List of tasks ▸
[1] Translate this sentence from the Makeup.com accounting notes into Spanish: "This deposit is not refundable until the Company ceases to use the services of this payment processor."
[2] Please write the next part of the Makeup.com accounting notes, picking up after their final line.

Document section ▸
The Company’s consolidated financial statements are based on a number of estimates, including accruals for estimated accounting, auditing and legal expenses, estimates for obsolete inventory, product returns, shipping, warehouse handling costs, and the estimated useful lives and impairment of intangible and long-lived assets.
Inventories
Inventories are stated at the lower of cost or market under the first-in, first-out method. At December 31, 2008 and 2007our reserves for slow moving or obsolete inventory were $20,000 and $10,000 respectively. During the years ended December 31, 2008 and 2007, we wrote-off $11,959 and $34,203 (including reserves) respectively, to obsolete inventory.
We have arrangements with certain drop shippers whereby we do not purchase or pay for merchandise until the merchandise is ultimately sold and shipped to our customer.
Prepaid Marketing
Makeup.com recognizes up front advance payments for marketing fees in prepaid expenses. Prepaid marketing expenses consist of amounts paid to strategic marketing partners for future marketing services. These prepayments are expensed as marketing services are performed. The recoverability of these fees is subject to regular review by management.
Long Term Deposit
The Company was required to post a deposit with their online credit card payment processor to cover any fraudulent or refundable transactions to a maximum of $70,000. This deposit is not refundable until the Company ceases to use the services of this payment processor. At December 31, 2008 and 2007, the Company had $70,000 on deposit with this online credit card payment processor.
Depreciation on Fixed Assets
Fixed assets consist of computer hardware and computer software and are stated at cost and depreciated or amortized, net of salvage value, using the straight-line method over the estimated useful lives of the assets.
Capitalized Software Development Costs
The Company complies with the American Institute of Certified Public Accountants (AICPA) Statement of Position (SOP) No. 98-1 (SOP 98-1), Accounting for Cost of Computer Software Developed or Obtained for Internal Use, and Emerging Issues Task Force (EITF) Issue 00-2, Accounting for Website Development Costs. In accordance with SOP 98-1, software development costs incurred as part of an approved project plan that result in additional functionality to internal use software are capitalized and amortized on a straight-line basis over the estimated useful life of the software, which is one to five years.
MAKEUP.COM LIMITED
NOTES TO CONSOLIDATED FINANCIAL STATEMENTS
DECEMBER 31, 2008
2. SUMMARY OF SIGNIFICANT ACCOUNTING POLICIES (Continued)

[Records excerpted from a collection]
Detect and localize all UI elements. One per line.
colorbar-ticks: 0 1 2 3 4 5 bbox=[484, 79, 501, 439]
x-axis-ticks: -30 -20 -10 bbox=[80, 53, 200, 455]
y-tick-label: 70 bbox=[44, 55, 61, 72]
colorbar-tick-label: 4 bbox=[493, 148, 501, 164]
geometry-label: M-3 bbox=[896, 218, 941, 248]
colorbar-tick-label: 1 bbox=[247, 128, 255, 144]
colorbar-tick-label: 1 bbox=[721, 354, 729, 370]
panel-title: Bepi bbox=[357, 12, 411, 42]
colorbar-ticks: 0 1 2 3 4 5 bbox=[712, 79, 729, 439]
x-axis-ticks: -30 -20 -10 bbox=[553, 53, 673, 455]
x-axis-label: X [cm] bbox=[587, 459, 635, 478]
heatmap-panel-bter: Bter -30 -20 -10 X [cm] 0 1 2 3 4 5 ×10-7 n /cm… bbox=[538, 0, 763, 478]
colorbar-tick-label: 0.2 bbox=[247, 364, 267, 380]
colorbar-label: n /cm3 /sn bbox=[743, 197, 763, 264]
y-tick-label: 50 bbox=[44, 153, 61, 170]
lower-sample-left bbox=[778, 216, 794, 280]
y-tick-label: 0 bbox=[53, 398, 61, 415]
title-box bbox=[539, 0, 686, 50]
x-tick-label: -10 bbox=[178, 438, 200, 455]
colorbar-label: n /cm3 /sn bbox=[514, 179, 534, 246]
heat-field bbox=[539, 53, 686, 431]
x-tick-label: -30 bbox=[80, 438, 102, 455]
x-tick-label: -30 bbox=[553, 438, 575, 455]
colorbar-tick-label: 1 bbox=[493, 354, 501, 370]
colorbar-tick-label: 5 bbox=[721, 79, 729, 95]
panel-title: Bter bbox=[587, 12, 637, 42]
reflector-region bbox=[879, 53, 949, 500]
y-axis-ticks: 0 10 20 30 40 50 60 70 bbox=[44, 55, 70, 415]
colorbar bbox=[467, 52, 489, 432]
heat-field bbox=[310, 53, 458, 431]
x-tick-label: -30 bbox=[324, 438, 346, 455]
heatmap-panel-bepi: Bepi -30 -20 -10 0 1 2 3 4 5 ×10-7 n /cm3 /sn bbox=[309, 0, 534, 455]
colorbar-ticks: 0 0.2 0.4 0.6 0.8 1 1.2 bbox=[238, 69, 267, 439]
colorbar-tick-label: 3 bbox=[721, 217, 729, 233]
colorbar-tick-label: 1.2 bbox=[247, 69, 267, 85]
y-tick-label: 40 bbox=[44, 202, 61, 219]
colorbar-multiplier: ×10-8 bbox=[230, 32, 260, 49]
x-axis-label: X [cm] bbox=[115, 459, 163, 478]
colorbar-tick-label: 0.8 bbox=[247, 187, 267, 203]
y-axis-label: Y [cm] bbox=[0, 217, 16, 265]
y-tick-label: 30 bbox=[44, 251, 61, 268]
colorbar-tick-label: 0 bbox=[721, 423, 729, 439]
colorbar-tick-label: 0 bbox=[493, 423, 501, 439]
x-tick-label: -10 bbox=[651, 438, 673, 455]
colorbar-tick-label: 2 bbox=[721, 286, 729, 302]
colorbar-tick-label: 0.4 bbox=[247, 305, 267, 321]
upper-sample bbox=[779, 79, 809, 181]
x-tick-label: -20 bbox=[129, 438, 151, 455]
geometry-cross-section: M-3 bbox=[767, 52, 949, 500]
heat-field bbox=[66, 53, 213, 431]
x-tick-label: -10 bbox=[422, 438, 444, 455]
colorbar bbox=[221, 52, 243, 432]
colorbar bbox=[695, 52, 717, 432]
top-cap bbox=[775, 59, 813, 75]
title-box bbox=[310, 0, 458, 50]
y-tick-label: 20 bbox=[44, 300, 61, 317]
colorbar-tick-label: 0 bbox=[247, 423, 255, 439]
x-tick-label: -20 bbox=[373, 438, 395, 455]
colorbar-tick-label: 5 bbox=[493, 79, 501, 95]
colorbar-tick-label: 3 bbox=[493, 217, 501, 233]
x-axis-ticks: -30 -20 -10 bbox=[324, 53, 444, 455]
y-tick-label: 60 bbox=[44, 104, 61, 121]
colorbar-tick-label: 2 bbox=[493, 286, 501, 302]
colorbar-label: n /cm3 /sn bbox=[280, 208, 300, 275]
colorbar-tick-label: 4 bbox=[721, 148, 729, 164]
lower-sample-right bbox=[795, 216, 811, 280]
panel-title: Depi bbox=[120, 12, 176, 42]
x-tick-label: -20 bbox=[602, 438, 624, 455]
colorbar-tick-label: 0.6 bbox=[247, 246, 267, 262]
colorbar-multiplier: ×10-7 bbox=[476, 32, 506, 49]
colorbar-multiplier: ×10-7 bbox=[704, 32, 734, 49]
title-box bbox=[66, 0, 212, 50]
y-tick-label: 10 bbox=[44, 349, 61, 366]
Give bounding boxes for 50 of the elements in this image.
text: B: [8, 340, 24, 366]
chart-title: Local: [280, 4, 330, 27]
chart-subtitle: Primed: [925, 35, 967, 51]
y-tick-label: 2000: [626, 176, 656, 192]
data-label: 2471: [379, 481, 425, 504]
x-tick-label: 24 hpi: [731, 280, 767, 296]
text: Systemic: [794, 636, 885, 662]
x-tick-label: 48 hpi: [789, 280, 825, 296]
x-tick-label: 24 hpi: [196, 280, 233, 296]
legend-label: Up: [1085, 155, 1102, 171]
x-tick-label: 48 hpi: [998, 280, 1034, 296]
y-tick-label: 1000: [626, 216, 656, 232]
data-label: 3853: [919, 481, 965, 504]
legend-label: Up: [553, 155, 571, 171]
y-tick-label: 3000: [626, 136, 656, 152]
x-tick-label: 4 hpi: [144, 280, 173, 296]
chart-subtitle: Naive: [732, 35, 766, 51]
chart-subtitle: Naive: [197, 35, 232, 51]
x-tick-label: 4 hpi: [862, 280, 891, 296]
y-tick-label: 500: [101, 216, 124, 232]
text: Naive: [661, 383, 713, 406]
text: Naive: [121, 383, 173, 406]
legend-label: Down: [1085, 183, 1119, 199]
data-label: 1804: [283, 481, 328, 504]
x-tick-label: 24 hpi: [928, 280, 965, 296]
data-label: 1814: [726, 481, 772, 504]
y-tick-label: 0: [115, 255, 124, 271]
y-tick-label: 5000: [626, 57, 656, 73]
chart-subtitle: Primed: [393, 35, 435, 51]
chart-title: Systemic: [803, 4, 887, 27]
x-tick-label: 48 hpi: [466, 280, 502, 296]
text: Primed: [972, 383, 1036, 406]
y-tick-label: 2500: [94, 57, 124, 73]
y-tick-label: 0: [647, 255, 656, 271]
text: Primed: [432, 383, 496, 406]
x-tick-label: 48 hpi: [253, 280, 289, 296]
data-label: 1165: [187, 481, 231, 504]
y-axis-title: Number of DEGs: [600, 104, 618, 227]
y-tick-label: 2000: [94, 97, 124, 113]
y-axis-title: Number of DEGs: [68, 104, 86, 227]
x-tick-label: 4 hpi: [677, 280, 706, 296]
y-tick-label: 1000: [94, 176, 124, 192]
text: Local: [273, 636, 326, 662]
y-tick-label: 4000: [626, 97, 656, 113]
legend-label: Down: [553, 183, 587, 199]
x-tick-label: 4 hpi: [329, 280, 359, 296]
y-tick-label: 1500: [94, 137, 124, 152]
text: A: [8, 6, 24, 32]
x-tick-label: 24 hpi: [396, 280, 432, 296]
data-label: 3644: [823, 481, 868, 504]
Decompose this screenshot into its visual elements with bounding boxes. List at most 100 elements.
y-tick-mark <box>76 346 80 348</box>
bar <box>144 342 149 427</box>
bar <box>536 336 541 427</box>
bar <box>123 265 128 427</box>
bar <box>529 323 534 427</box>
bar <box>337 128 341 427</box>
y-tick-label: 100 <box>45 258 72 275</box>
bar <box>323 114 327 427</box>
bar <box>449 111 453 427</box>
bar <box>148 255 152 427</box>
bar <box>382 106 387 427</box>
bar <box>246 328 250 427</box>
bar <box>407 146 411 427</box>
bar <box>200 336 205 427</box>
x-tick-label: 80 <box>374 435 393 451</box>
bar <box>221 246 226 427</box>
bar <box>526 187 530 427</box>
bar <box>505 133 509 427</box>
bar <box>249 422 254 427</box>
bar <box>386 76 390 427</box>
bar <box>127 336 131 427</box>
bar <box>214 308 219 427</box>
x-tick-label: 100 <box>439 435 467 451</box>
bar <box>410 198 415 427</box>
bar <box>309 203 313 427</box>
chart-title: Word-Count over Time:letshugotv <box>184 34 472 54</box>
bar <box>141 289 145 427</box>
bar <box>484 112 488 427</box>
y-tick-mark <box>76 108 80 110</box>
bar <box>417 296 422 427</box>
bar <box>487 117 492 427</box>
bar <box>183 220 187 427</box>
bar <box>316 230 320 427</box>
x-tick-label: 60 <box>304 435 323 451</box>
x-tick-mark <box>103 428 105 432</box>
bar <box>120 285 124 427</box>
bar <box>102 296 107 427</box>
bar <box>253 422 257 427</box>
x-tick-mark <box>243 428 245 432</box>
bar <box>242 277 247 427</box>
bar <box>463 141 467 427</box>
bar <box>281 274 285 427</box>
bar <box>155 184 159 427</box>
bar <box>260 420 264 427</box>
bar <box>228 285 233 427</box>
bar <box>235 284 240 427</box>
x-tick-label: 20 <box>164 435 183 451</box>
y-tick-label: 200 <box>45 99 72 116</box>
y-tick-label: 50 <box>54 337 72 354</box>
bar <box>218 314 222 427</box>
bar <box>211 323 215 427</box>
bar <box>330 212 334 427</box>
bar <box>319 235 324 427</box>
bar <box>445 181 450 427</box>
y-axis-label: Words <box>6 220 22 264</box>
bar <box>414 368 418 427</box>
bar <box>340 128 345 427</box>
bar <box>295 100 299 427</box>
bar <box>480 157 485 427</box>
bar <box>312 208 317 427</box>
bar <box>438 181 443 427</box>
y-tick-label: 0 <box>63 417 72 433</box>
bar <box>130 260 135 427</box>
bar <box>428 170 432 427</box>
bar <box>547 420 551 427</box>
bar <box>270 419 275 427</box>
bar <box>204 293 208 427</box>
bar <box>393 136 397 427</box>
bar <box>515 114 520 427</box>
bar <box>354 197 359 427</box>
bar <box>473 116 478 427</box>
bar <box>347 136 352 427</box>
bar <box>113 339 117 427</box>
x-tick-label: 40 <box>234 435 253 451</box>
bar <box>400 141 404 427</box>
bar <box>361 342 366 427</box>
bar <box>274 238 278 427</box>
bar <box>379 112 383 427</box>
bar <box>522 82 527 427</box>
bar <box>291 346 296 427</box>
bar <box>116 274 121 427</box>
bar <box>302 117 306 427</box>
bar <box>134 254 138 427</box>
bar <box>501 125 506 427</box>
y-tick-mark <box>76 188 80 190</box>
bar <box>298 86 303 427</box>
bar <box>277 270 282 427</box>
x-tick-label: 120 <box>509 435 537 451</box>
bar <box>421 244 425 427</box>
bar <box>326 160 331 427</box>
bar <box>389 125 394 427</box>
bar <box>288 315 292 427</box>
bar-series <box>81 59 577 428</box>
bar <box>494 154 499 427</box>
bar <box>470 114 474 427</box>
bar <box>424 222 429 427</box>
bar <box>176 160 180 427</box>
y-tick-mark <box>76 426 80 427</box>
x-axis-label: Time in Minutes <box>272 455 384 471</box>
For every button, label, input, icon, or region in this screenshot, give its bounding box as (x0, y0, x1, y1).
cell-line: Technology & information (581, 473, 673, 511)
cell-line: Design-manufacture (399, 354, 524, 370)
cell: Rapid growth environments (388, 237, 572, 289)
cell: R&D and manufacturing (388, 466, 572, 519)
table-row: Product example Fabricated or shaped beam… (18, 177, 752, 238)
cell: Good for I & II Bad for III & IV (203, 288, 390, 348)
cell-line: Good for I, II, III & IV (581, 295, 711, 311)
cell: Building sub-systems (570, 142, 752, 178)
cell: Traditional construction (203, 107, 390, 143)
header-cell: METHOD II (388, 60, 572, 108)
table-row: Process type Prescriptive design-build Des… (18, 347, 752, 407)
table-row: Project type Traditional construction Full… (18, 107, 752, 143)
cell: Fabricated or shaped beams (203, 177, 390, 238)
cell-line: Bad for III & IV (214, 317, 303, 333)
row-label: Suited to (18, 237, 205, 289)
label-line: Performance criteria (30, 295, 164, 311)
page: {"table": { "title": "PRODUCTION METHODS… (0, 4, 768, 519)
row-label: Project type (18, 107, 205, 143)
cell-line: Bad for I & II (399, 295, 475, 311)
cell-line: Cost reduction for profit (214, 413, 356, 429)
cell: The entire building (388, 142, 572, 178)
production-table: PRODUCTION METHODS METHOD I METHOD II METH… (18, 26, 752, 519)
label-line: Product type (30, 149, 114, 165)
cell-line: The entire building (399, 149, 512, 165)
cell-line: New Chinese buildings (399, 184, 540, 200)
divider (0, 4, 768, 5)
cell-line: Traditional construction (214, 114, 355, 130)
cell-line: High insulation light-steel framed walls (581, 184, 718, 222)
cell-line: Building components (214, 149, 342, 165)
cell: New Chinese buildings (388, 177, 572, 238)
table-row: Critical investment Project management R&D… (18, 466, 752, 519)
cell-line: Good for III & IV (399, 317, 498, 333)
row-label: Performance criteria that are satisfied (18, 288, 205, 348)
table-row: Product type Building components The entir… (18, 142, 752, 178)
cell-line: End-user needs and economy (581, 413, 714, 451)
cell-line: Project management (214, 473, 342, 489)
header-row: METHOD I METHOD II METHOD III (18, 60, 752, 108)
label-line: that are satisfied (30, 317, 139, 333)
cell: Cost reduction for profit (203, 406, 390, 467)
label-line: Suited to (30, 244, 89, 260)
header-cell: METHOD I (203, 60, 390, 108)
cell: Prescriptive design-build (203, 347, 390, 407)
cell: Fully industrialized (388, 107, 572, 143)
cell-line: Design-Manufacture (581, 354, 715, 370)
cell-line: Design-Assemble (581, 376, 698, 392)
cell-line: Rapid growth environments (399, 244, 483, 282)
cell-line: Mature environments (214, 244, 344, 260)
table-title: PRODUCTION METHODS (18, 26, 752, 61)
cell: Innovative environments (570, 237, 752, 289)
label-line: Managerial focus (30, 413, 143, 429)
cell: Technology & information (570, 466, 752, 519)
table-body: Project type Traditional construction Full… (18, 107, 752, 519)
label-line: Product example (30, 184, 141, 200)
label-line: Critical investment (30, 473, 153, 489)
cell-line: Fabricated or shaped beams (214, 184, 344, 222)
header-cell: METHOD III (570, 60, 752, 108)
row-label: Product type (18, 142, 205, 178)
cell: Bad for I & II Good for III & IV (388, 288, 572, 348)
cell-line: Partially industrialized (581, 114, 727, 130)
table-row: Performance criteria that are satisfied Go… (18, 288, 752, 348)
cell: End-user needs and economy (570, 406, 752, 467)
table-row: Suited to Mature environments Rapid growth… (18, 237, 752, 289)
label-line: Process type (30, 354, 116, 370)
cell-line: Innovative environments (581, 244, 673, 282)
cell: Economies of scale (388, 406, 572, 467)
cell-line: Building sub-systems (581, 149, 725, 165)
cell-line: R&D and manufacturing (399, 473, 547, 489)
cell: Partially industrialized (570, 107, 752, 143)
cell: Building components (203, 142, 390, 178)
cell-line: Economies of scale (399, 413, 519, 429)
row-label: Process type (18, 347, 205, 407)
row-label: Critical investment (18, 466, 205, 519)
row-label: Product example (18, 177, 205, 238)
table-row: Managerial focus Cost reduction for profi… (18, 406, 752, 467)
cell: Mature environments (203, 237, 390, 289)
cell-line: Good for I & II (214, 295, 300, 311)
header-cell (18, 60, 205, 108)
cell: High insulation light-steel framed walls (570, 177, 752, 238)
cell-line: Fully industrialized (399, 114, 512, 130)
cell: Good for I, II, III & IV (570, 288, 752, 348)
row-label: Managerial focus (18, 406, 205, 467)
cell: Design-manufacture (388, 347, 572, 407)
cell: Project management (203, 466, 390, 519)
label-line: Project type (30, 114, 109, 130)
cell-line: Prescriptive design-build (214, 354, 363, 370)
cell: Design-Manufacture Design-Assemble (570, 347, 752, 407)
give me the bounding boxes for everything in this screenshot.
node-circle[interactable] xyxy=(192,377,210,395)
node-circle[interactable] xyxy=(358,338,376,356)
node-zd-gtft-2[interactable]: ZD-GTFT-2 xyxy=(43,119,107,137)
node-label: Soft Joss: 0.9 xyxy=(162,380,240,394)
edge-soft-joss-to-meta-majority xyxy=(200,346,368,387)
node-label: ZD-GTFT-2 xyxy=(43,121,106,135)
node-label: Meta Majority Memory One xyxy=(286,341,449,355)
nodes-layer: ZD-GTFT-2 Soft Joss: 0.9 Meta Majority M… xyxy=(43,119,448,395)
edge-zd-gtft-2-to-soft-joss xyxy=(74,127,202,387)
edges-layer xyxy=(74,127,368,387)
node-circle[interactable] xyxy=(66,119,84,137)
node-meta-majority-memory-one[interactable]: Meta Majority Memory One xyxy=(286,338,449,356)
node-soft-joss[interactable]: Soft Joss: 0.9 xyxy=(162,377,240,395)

The replies ▸
[1] Este depósito no es reembolsable hasta que la Compañía deje de utilizar los servicios de este procesador de pagos.

[2]
Technology and Content
The majority of the Company’s technology and content services are provided by independent consultants. Technology and content costs that consist principally of application development, category expansion, editorial content, buying, merchandising selection and systems support as well as costs associated with the computer, storage and telecommunications infrastructure are expensed as incurred and are generally recorded as either computer or consulting expenses.
Technology and content costs that relate to the development of internal use software and website development, including software used to upgrade and enhance our websites and processes supporting our business, are capitalized.
Long-lived Assets Including Intangible Assets
We review fixed assets and intangible assets, for impairment whenever events or changes in circumstances indicate the carrying amount of an asset may not be recoverable. Recoverability of these assets is measured by comparison of carrying amounts to the future undiscounted cash flows the assets are expected to generate. If property and equipment and intangible assets are considered to be impaired, the impairment to be recognized equals the amount by which the carrying value of the asset exceeds its fair market value. We have made no material adjustments to our long-lived assets at December 31, 2008 and 2007. In accordance with the Statement of Financial Accounting Standards (SFAS) No. 142, Goodwill and Other Intangible Assets (SFAS 142), we classify our intangible assets as intangible assets with an indefinite life not subject to amortization. We test our intangible assets for impairment at least annually or more frequently if events or changes in circumstances indicate that this asset may be impaired. Our intangible assets are the domain names Makeup.com, Makeupinvestor.com, Makeupkorean.com, Makeupsurplus.com, Surplusmakeup.com, Boutiquecosmetics.com, Allmadeupblog.com, Asamara-boutiques.com, Asamara-cosmetics.com, and Asamara-makeup.com. We determined the fair value of these assets by obtaining third party appraisals on an annual basis. At December 31, 2008 and 2007 the Company had $333,334 in intangible assets which management believe are recorded at fair value and that no impairment currently exists.
Foreign Currency Translation and Transaction
The functional currency for Makeup.com’s foreign subsidiary is the Canadian Dollar. Makeup.com translates assets and liabilities to US dollars using period-end exchange rates, fixed assets using historical exchange rates, and translates revenues and expenses using average exchange rates during the period. Exchange gains and losses arising from translation of foreign entity financial statements are included as a component of other comprehensive loss.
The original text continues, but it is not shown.